■ WHAT YOU WILL DO
Please transcribe the Shriners Hospital post word for word, beginning at "Thing 1: St." and stopping after "anger and disunity.".

START PROVIDED PASSAGE

Thing 1 and Thing 2 of Shriners Hospital St. Louis

When storytellers tell their stories, they don’t often beat you over the head with the lesson you should take away from their work. No author — be it of a 1,000-page novel or a 300-word article — says, “This is how I want you to think differently once you’re finished reading.”

There are several reasons for this. One is that to do so would be really, really weird. But the most important reason is that we want to tell our stories in such a way that your thinking is changed because you felt something so deeply you couldn’t possibly stay the same.

In my month at Shriners Hospitals for Children — St. Louis, I’ve told a half-dozen or so stories that have been shared with the public. In none of them have I come out and said, “And this is what you should think of Shriners Hospitals because of what I have just written.”

That’s about to change. Why? Because it’s a blog and because I want to.

“These are two things you should think about Shriners Hospitals because of what I have written in my first month here.”

Thing 1: St. Louis Shriners Hospital is treating kids who come from spectacularly diverse backgrounds and is a force for unity in a country and world that is increasingly full of anger and disunity.

In my first month, I have told stories of families from wealthy backgrounds, middle class backgrounds and lower-income backgrounds. I have told stories of people from suburban, urban and rural areas, people from the United States and from far beyond our borders. White, Black, Latino, Asian. People of great religious faith and people for whom spirituality is not a central part of their lives.

END PROVIDED PASSAGE
START EXERCISE DATA

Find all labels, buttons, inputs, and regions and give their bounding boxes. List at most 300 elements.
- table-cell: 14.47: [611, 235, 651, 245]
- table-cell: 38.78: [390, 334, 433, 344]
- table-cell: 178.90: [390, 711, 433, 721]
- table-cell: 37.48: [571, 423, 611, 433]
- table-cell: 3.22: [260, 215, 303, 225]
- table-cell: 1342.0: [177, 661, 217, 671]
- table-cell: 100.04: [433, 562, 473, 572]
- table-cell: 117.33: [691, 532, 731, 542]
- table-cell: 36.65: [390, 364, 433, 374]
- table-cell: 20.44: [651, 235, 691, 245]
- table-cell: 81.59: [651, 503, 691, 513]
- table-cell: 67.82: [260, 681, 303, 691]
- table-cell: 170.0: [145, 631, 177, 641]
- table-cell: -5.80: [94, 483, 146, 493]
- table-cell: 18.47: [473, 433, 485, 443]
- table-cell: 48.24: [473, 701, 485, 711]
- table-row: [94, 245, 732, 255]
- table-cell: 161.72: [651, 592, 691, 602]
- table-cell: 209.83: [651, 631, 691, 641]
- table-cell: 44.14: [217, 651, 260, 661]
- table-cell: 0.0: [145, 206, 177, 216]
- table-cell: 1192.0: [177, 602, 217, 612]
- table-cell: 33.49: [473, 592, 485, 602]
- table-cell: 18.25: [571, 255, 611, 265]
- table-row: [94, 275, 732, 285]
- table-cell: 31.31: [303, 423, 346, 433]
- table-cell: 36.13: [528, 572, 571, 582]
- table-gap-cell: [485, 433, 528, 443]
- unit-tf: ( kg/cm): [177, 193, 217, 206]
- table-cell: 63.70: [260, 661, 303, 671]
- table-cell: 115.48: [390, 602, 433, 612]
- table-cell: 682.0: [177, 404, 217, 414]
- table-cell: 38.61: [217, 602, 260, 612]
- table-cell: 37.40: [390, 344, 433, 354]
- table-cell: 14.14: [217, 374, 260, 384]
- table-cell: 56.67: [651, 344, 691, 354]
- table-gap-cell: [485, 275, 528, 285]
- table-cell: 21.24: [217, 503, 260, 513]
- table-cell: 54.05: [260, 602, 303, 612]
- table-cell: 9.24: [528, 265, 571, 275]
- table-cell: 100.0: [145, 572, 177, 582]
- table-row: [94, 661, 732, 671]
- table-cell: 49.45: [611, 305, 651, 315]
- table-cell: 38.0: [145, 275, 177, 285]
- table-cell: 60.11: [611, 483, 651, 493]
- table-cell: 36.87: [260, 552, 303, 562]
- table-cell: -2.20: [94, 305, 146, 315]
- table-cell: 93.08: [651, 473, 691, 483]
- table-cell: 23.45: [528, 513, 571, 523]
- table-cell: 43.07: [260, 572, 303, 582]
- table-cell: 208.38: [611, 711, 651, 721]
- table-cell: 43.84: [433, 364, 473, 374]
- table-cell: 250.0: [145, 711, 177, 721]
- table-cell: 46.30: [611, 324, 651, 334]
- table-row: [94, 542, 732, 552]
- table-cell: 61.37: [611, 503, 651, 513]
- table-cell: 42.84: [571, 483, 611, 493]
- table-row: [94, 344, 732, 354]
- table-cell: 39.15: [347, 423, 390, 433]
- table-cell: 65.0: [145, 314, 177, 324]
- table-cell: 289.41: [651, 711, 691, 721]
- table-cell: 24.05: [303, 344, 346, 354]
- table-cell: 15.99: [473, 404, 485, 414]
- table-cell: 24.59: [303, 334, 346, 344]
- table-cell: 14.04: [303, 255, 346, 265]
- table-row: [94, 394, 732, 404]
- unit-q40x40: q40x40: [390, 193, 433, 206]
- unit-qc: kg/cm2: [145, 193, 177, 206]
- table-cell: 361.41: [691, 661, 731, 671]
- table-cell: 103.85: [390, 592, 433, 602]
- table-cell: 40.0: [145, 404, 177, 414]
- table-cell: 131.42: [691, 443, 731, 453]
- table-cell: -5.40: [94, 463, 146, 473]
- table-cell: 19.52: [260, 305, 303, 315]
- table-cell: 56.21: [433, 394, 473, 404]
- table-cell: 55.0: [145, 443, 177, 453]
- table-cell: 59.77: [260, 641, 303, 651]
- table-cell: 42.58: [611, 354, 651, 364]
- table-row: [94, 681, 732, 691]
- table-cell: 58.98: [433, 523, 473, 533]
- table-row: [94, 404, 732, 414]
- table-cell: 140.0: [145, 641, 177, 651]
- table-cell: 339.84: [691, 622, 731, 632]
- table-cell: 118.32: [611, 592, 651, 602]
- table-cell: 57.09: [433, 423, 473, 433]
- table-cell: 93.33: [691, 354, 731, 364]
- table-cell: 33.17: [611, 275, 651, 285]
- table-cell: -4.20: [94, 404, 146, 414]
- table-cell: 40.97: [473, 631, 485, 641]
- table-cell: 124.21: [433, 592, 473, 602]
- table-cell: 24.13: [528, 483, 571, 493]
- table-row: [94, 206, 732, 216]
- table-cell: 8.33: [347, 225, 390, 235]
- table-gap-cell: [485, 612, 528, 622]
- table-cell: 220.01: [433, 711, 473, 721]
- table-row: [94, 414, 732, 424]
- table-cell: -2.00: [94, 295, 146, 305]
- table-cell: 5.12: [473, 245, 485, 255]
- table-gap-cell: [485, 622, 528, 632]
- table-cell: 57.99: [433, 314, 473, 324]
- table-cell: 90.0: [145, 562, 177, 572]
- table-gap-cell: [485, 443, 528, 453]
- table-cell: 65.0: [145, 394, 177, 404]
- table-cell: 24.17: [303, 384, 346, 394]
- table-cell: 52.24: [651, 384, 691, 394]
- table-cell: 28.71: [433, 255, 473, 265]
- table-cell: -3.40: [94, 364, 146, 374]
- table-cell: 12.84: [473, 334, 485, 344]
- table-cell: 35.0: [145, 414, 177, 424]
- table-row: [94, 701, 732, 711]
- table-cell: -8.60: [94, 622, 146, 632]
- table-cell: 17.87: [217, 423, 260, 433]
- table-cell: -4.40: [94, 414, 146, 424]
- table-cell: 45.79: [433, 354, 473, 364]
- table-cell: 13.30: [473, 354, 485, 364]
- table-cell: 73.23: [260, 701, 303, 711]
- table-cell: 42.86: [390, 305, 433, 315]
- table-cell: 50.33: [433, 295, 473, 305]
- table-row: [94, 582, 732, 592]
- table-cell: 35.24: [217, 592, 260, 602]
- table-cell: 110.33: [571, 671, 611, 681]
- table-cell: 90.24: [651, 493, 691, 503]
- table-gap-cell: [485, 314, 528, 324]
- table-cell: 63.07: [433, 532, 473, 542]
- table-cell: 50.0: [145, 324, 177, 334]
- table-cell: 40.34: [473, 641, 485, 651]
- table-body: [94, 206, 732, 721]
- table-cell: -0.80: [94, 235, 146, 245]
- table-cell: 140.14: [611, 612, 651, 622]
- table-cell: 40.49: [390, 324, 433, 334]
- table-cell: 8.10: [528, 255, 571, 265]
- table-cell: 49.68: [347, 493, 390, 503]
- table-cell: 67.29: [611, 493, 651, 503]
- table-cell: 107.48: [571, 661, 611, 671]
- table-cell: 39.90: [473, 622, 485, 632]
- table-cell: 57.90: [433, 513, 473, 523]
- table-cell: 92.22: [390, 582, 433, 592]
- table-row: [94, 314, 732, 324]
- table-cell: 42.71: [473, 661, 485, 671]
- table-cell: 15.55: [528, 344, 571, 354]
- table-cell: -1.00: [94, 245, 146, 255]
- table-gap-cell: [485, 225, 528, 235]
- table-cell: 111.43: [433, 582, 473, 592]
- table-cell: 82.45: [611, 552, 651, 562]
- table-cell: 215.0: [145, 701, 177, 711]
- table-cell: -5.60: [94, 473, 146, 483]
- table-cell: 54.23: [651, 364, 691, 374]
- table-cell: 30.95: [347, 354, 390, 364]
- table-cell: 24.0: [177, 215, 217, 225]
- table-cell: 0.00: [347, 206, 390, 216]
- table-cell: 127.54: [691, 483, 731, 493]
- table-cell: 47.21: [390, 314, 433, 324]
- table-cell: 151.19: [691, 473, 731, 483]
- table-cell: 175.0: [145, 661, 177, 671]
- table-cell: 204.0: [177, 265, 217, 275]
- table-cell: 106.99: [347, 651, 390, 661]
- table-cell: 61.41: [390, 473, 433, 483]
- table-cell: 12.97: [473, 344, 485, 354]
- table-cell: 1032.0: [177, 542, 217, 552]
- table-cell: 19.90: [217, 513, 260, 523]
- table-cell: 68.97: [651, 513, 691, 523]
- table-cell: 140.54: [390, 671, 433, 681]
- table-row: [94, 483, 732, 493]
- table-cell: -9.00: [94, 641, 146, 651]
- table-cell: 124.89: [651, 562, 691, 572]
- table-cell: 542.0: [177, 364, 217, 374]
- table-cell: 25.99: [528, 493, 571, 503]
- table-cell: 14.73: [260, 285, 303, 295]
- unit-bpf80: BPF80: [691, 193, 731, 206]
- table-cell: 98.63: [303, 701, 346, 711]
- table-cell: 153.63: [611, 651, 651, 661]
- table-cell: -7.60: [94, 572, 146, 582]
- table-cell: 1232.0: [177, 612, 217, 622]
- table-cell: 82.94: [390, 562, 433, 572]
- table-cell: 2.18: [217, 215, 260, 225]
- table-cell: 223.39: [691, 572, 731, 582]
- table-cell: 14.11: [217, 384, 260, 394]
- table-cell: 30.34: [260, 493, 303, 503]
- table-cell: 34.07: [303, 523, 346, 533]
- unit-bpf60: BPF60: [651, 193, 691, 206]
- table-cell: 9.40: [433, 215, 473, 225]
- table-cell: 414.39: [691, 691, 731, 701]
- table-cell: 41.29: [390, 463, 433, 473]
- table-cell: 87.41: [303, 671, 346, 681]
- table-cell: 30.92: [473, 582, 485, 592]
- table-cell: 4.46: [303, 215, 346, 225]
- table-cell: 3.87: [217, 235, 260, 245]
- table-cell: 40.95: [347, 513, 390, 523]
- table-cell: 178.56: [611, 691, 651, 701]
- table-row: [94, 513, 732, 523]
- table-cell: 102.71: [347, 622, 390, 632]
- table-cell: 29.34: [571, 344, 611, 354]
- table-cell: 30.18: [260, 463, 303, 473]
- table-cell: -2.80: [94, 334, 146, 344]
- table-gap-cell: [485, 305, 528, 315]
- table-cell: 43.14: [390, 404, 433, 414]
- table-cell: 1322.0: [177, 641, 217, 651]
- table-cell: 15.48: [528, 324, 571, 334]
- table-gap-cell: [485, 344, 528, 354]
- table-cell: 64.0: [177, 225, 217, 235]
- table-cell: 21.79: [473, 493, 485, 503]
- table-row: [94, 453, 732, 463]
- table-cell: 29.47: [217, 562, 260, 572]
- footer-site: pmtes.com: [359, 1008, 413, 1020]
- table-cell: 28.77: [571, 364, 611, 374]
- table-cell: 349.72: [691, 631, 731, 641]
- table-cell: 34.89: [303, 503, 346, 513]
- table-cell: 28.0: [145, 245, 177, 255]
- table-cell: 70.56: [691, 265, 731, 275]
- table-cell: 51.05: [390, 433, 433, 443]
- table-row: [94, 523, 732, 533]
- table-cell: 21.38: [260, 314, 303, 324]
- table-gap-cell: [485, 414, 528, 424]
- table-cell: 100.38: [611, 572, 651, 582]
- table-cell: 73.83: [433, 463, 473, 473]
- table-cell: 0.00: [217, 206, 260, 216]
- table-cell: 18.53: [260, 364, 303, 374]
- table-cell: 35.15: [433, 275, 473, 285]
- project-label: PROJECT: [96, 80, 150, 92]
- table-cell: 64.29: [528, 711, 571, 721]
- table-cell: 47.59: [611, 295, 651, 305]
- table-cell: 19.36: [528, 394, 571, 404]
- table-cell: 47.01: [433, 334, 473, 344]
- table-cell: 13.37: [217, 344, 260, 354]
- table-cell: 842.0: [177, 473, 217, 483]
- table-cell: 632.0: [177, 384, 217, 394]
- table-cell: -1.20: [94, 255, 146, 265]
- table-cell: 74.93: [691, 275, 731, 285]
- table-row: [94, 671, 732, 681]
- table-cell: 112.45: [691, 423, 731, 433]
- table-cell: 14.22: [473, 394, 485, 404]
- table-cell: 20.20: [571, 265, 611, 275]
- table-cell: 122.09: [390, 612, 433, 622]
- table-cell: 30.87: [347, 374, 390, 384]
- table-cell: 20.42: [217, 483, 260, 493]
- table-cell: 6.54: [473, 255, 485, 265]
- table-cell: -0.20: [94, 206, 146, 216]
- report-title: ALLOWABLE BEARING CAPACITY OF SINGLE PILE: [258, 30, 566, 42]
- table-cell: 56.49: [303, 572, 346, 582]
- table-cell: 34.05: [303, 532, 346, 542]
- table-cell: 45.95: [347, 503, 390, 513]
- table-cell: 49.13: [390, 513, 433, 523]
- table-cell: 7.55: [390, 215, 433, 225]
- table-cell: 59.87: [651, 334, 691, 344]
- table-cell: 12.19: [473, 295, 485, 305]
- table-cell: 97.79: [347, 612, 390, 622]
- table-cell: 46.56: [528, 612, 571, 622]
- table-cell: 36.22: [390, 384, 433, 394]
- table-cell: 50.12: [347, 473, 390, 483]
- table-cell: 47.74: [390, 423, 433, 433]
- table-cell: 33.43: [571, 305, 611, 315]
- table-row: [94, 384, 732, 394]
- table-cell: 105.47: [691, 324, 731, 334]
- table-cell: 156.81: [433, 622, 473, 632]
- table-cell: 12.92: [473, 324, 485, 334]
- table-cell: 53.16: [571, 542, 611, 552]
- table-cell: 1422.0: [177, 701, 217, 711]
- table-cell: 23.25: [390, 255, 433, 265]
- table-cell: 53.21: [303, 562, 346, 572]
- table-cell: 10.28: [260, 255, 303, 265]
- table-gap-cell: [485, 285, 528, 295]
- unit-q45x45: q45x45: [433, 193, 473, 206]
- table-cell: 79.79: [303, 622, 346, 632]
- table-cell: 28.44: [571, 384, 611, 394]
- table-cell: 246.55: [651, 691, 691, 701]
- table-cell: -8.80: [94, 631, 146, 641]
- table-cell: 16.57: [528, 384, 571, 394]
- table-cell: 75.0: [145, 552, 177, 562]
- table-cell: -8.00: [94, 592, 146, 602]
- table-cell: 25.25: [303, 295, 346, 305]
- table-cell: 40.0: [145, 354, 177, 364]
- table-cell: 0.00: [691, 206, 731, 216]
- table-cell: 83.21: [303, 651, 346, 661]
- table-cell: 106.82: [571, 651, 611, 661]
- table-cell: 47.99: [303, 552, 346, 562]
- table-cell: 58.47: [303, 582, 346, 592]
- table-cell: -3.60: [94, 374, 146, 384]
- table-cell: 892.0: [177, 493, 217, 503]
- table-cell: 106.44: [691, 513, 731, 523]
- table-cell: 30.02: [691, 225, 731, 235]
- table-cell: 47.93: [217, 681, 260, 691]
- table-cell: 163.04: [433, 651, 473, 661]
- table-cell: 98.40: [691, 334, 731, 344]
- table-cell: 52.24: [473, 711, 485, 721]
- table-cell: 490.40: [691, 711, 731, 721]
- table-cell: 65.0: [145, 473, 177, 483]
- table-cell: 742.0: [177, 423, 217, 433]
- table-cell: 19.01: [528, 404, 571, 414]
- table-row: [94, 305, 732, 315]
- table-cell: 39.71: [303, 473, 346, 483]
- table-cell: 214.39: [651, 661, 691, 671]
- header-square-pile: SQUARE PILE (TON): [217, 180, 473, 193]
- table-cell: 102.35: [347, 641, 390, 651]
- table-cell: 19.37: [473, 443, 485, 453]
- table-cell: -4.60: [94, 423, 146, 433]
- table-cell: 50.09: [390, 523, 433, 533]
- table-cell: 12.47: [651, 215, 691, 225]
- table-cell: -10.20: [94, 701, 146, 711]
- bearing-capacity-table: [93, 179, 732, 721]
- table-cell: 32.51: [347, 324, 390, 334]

END EXERCISE DATA

■ OUTPUT OF THE EXERCISE
Thing 1: St. Louis Shriners Hospital is treating kids who come from spectacularly diverse backgrounds and is a force for unity in a country and world that is increasingly full of anger and disunity.